* [RECORDED DATA]
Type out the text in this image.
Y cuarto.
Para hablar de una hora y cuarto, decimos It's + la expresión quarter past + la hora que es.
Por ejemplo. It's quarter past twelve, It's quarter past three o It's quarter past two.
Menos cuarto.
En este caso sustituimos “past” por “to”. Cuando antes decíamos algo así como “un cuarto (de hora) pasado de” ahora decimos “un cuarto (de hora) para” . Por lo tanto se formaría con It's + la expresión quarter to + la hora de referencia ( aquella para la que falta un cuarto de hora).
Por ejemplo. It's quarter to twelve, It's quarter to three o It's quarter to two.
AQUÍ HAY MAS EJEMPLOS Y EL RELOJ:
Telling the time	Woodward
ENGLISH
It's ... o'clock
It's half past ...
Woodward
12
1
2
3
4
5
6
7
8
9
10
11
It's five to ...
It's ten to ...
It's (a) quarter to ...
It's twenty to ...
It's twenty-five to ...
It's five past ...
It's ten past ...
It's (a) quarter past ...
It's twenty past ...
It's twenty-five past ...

* [DO THIS]
All records above must be set down exactly, please.

* [FULL SOLUTION]
Type out the text in this image.
Y cuarto.
Para hablar de una hora y cuarto, decimos It's + la expresión quarter past + la hora que es.
Por ejemplo. It's quarter past twelve, It's quarter past three o It's quarter past two.
Menos cuarto.
En este caso sustituimos “past” por “to”. Cuando antes decíamos algo así como “un cuarto (de hora) pasado de” ahora decimos “un cuarto (de hora) para” . Por lo tanto se formaría con It's + la expresión quarter to + la hora de referencia ( aquella para la que falta un cuarto de hora).
Por ejemplo. It's quarter to twelve, It's quarter to three o It's quarter to two.
AQUÍ HAY MAS EJEMPLOS Y EL RELOJ:
Telling the time	Woodward
ENGLISH
It's ... o'clock
It's half past ...
Woodward
12
1
2
3
4
5
6
7
8
9
10
11
It's five to ...
It's ten to ...
It's (a) quarter to ...
It's twenty to ...
It's twenty-five to ...
It's five past ...
It's ten past ...
It's (a) quarter past ...
It's twenty past ...
It's twenty-five past ...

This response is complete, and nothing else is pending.